**YOUR INSTRUCTIONS**
Work through the following lines and count those that hold the word "confidence". Reply with that number only.

Dataset rows about figures
****************************************

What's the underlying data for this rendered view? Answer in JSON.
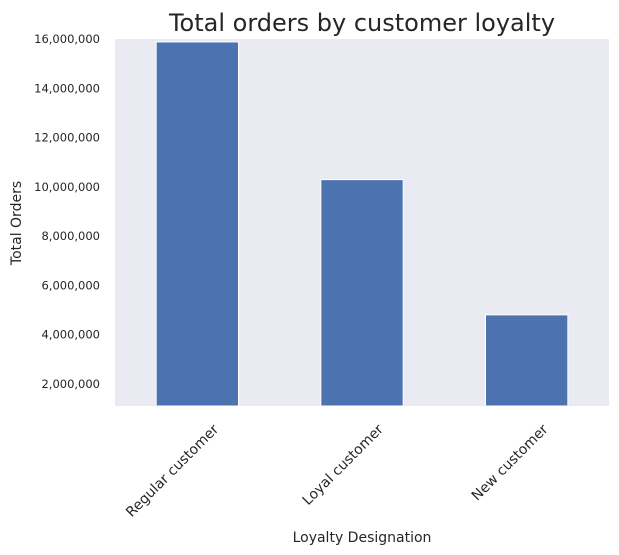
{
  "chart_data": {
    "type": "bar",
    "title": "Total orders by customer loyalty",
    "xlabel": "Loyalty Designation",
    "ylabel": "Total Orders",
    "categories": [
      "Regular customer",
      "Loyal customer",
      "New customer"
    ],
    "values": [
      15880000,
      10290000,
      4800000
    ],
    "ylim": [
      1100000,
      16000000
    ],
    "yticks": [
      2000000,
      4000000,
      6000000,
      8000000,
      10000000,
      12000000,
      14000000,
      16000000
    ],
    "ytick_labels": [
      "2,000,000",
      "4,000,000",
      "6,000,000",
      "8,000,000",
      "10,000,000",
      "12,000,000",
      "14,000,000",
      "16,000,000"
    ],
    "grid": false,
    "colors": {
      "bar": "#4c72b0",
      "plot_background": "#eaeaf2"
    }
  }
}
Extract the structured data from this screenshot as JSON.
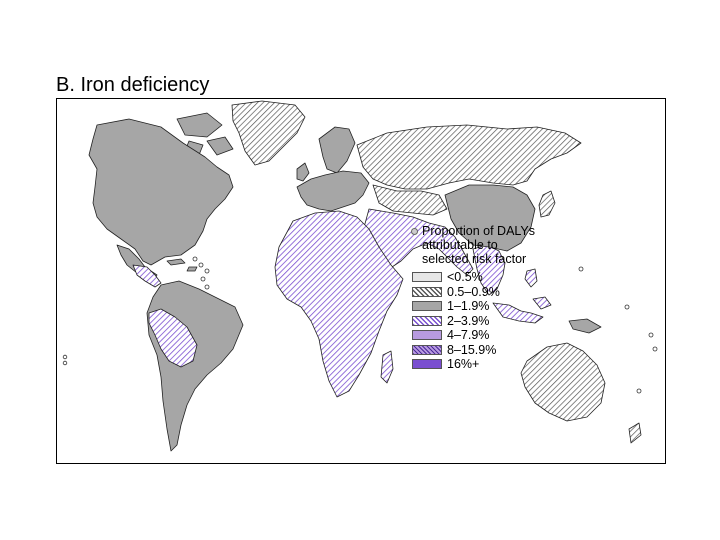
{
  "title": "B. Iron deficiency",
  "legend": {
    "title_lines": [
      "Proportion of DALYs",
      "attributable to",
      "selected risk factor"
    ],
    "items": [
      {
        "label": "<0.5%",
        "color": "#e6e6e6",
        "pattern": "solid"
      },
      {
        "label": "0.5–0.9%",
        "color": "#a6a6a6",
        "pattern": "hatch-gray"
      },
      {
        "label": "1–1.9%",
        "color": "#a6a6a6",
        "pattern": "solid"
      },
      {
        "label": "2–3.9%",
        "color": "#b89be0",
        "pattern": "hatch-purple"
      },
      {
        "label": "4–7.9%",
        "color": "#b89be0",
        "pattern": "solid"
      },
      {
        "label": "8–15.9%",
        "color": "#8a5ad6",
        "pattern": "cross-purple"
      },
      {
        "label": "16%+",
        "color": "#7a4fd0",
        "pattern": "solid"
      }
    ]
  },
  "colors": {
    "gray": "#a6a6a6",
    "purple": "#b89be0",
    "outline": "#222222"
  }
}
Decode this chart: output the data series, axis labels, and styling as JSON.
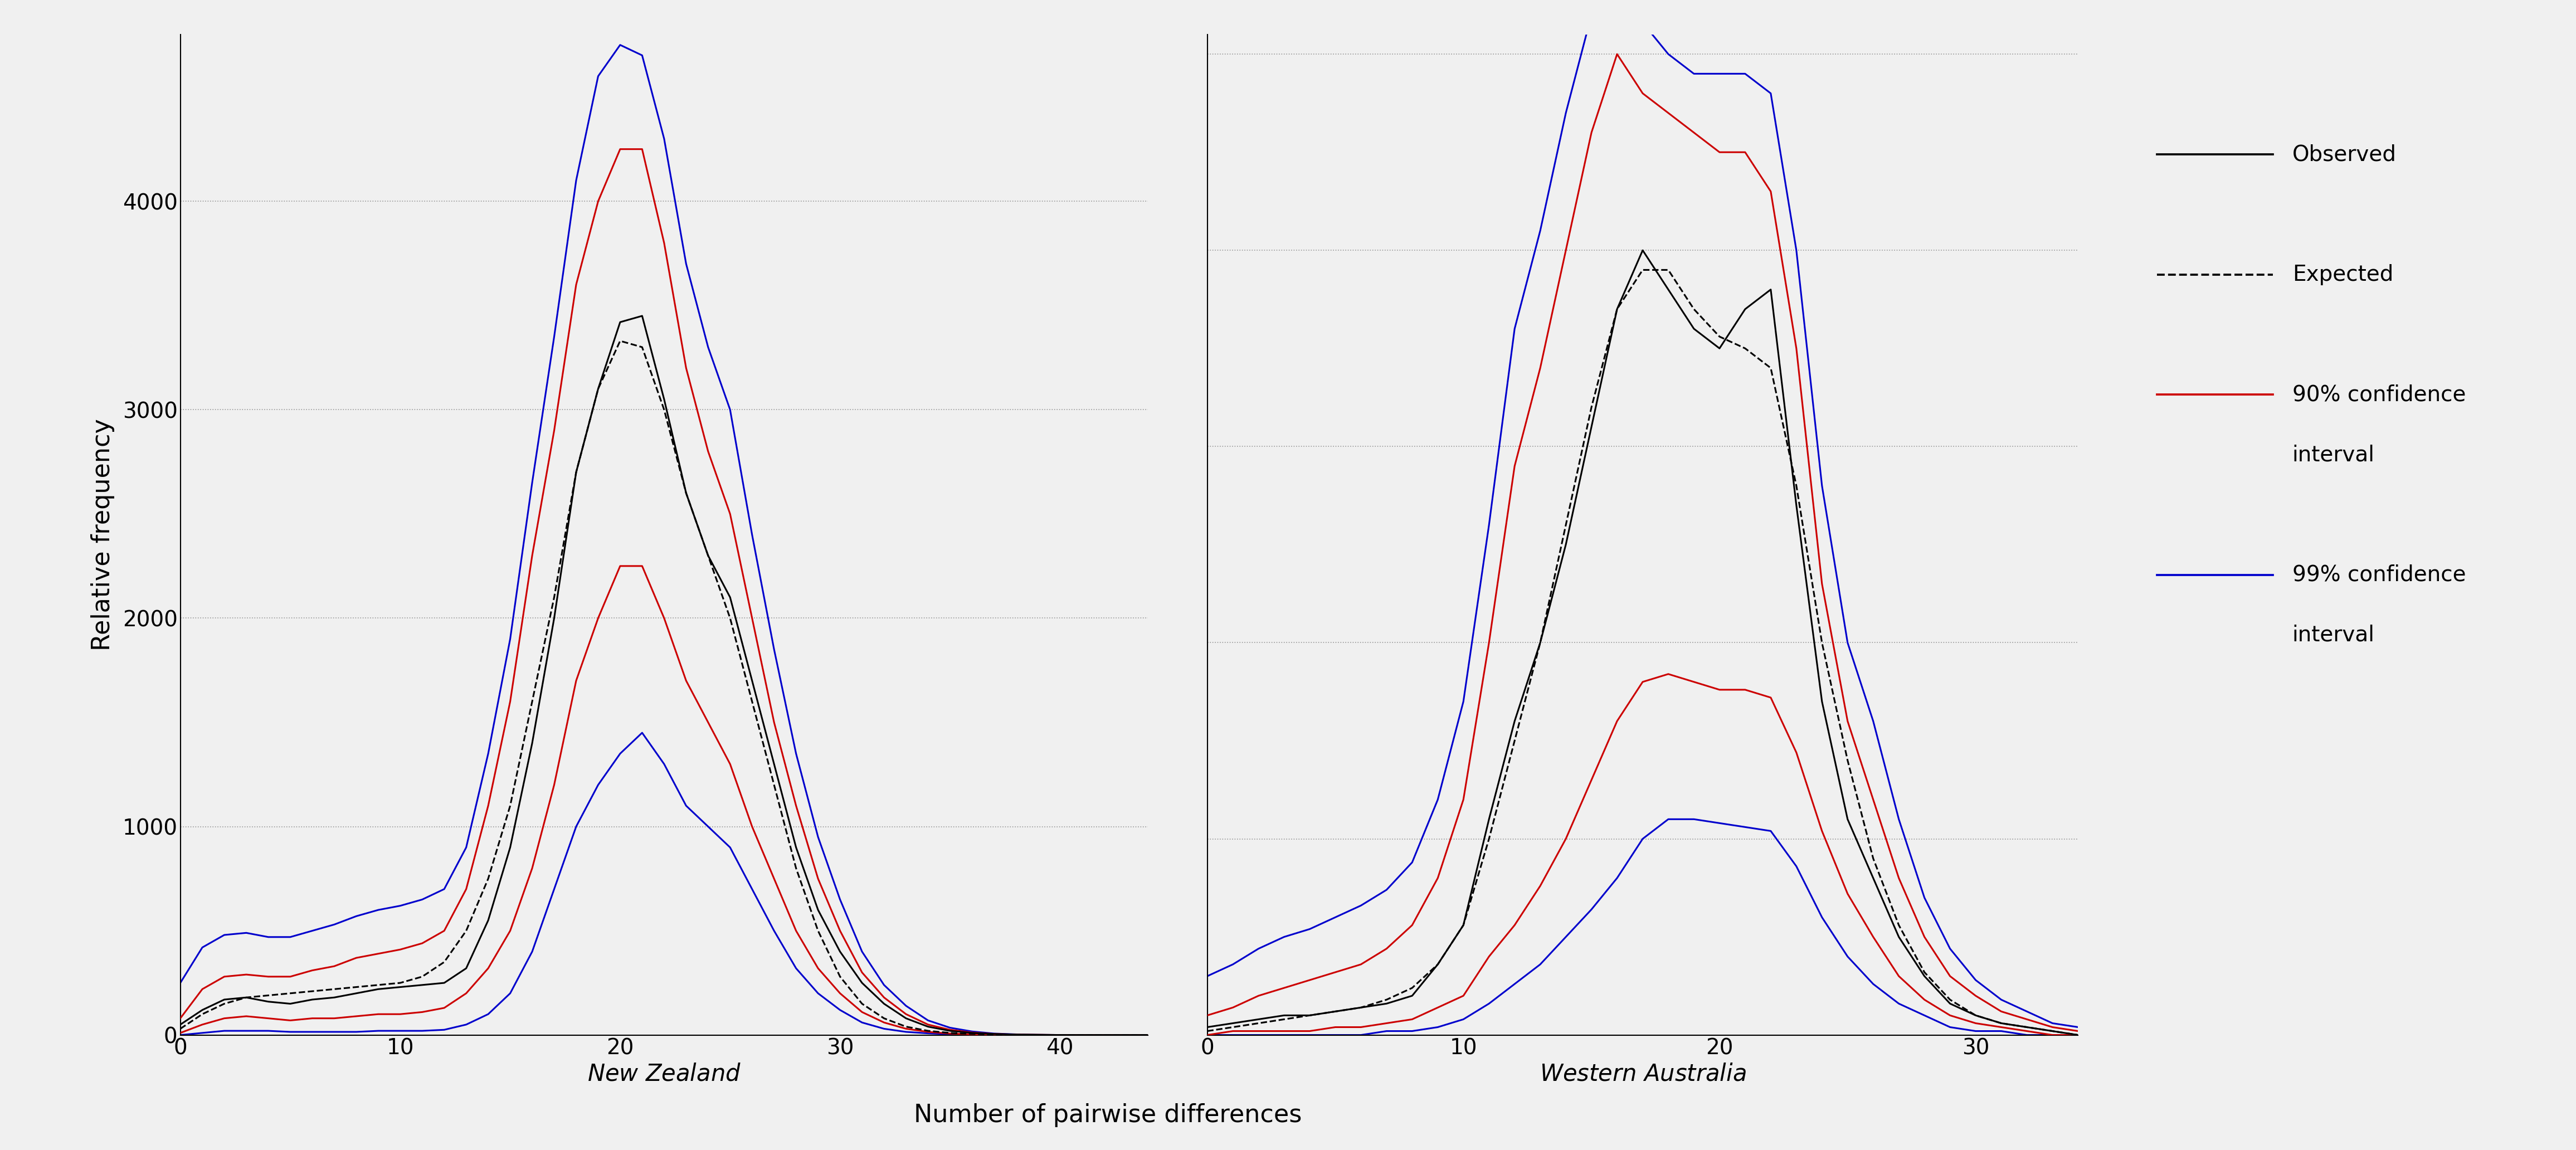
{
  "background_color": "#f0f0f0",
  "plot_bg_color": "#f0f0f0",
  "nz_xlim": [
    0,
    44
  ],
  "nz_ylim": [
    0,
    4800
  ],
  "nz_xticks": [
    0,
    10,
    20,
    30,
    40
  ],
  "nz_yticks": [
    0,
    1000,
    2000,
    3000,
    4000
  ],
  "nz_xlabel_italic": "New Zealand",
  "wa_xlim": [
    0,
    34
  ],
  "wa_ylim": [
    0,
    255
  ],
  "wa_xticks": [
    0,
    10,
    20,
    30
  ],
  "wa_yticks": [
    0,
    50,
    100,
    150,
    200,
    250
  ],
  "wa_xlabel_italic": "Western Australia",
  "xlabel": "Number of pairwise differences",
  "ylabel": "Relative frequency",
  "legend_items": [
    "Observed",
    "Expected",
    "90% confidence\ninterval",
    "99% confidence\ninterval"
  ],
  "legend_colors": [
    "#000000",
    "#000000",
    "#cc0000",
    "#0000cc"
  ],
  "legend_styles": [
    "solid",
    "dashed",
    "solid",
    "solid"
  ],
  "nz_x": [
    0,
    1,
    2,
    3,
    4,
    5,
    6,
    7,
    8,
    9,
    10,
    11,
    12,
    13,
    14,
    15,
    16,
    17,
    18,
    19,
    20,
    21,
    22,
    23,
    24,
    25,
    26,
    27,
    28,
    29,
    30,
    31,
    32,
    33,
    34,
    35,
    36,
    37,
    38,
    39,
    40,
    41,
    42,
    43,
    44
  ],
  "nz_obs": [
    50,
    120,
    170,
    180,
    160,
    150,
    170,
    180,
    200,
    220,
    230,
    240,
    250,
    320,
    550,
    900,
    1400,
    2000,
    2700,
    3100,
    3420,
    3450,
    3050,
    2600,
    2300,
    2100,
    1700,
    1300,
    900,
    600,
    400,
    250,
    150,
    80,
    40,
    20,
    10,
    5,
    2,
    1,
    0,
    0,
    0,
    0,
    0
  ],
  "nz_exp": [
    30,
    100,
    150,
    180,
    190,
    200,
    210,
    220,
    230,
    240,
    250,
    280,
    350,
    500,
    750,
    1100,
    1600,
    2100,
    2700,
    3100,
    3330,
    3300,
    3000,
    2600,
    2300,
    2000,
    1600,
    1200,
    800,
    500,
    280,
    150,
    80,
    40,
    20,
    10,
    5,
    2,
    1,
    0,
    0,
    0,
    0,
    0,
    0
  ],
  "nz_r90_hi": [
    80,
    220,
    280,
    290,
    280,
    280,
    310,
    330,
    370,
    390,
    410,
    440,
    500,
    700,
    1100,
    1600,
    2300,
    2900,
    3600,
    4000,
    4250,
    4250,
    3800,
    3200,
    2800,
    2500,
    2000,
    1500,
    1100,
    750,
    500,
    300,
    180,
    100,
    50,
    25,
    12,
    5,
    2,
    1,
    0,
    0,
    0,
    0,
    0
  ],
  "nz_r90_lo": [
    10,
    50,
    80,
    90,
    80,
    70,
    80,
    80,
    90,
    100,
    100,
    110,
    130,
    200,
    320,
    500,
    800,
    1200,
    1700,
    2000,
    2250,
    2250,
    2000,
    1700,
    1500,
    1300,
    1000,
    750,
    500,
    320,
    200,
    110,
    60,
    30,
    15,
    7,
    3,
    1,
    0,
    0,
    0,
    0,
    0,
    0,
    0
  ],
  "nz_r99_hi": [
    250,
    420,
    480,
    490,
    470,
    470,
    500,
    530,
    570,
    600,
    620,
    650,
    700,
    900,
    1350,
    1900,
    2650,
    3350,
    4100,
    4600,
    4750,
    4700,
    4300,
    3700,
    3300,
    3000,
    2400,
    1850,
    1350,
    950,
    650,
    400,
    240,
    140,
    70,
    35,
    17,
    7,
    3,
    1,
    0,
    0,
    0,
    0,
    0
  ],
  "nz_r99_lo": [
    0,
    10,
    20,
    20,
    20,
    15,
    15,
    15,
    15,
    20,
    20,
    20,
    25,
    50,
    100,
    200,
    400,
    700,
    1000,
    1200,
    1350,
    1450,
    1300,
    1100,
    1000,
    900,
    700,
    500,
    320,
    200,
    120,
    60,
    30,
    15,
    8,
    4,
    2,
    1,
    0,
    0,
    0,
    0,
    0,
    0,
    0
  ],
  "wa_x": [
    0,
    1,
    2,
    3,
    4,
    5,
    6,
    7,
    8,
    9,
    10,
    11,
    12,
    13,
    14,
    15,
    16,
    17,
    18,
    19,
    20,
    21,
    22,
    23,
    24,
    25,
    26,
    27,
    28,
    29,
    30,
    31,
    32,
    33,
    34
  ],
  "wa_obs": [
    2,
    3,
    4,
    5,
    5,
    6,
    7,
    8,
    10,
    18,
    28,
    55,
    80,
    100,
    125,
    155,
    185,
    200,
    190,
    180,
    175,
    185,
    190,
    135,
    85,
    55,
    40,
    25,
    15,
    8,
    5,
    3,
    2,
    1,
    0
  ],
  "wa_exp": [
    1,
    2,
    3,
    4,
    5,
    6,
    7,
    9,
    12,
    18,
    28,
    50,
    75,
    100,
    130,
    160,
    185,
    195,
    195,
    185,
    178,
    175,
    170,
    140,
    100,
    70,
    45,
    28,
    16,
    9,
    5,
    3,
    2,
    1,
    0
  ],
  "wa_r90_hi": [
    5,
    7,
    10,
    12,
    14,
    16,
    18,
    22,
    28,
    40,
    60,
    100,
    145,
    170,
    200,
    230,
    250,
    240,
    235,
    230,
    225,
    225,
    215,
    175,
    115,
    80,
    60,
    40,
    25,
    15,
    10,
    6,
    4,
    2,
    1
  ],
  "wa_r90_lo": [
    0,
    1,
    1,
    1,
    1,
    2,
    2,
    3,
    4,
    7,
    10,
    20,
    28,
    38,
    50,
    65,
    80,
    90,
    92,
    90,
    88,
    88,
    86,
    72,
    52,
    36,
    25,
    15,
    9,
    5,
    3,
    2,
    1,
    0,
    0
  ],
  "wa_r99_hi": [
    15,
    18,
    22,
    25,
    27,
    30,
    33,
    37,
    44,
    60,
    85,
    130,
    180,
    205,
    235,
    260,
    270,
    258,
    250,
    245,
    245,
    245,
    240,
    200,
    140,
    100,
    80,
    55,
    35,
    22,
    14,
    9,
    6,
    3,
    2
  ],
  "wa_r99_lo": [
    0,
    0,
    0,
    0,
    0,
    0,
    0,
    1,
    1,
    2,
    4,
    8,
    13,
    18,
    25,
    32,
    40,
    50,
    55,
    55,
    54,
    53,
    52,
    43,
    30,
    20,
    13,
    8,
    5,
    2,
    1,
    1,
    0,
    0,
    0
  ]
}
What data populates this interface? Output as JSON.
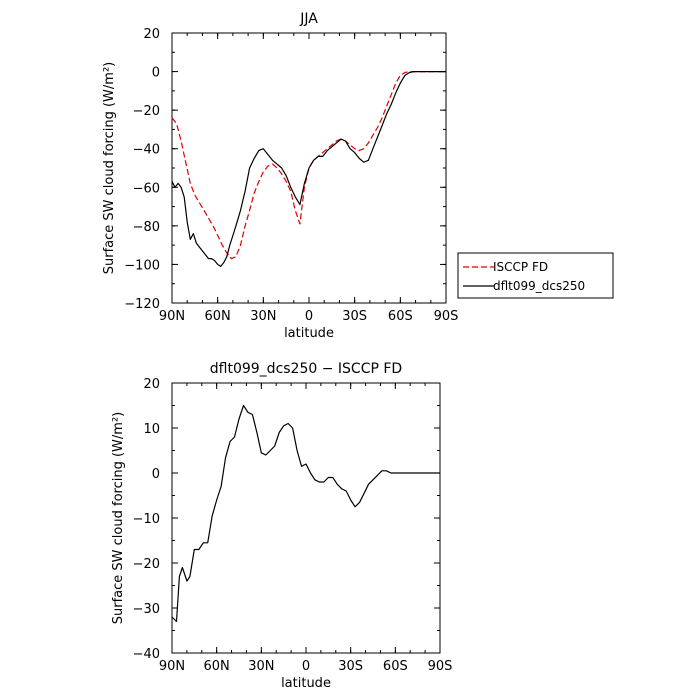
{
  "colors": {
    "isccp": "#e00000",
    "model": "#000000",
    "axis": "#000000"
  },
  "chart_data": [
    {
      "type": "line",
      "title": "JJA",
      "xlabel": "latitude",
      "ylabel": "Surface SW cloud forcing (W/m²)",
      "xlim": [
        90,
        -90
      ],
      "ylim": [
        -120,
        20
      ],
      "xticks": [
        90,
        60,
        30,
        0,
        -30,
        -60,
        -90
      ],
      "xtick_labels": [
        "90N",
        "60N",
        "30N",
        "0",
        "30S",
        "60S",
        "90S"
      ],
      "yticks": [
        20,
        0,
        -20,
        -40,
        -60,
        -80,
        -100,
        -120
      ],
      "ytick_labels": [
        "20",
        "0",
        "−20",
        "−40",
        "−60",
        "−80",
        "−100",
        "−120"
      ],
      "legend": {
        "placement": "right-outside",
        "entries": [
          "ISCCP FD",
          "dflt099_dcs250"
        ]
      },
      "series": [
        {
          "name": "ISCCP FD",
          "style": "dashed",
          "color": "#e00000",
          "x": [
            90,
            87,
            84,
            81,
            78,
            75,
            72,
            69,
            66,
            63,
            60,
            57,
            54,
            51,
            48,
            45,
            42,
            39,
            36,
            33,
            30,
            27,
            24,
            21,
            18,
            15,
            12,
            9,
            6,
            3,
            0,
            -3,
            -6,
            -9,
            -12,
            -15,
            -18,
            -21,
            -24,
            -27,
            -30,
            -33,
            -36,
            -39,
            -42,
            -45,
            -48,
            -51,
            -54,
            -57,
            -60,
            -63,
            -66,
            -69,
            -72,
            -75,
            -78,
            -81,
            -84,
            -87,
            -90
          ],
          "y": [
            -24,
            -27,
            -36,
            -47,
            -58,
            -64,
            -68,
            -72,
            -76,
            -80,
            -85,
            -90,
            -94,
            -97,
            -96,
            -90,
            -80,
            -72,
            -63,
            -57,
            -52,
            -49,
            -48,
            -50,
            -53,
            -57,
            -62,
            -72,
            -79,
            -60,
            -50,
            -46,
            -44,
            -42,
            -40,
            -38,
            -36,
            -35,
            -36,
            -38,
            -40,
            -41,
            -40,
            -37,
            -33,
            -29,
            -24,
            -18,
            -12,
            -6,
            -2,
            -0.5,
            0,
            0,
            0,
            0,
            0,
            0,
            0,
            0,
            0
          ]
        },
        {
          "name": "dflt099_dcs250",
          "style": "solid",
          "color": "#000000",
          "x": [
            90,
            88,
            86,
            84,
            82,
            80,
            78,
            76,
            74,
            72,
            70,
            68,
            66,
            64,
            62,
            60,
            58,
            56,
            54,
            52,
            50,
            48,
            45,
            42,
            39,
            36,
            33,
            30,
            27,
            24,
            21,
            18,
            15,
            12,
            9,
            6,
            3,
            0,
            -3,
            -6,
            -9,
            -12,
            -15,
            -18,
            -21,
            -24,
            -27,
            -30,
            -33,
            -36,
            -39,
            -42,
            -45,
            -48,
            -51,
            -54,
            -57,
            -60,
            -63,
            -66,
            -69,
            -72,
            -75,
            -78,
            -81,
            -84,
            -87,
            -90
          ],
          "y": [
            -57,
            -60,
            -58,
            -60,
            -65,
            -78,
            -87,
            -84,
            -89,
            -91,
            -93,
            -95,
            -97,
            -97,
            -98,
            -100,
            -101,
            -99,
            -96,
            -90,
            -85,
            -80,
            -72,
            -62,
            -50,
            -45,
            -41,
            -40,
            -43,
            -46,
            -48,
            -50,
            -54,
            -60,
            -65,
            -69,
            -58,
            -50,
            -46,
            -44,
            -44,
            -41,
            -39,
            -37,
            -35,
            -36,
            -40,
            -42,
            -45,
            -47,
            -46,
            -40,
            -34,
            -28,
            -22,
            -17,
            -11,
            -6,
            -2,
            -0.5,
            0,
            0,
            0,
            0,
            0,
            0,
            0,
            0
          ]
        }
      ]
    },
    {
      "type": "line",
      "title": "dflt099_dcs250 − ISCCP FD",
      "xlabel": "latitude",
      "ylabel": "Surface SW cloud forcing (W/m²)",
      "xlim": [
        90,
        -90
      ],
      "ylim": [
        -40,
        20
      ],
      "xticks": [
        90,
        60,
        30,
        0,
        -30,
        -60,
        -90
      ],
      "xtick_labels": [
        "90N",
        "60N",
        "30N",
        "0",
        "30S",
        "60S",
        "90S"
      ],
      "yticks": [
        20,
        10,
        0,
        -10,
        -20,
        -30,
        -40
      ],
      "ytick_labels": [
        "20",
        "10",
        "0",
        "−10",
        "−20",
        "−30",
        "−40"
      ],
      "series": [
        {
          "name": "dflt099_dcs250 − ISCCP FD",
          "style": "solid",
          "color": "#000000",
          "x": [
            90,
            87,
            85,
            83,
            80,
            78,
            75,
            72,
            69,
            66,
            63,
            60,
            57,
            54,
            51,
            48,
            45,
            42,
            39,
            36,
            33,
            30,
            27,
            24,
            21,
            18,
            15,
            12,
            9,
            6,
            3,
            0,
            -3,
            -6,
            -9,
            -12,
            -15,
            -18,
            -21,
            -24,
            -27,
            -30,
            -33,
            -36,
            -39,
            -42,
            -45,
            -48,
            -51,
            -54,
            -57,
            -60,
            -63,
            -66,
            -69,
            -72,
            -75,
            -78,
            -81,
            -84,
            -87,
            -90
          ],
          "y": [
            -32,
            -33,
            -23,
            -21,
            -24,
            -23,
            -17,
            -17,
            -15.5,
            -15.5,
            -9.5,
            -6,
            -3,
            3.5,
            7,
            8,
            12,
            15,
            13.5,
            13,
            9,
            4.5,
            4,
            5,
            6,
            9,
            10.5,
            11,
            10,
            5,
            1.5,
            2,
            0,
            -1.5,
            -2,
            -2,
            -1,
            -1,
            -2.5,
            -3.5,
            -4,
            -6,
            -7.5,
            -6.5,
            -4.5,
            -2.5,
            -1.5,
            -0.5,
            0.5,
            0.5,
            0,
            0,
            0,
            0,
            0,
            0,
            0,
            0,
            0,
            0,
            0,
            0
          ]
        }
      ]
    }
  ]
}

****************************************

**RESPONSE TO THE EXERCISE**
2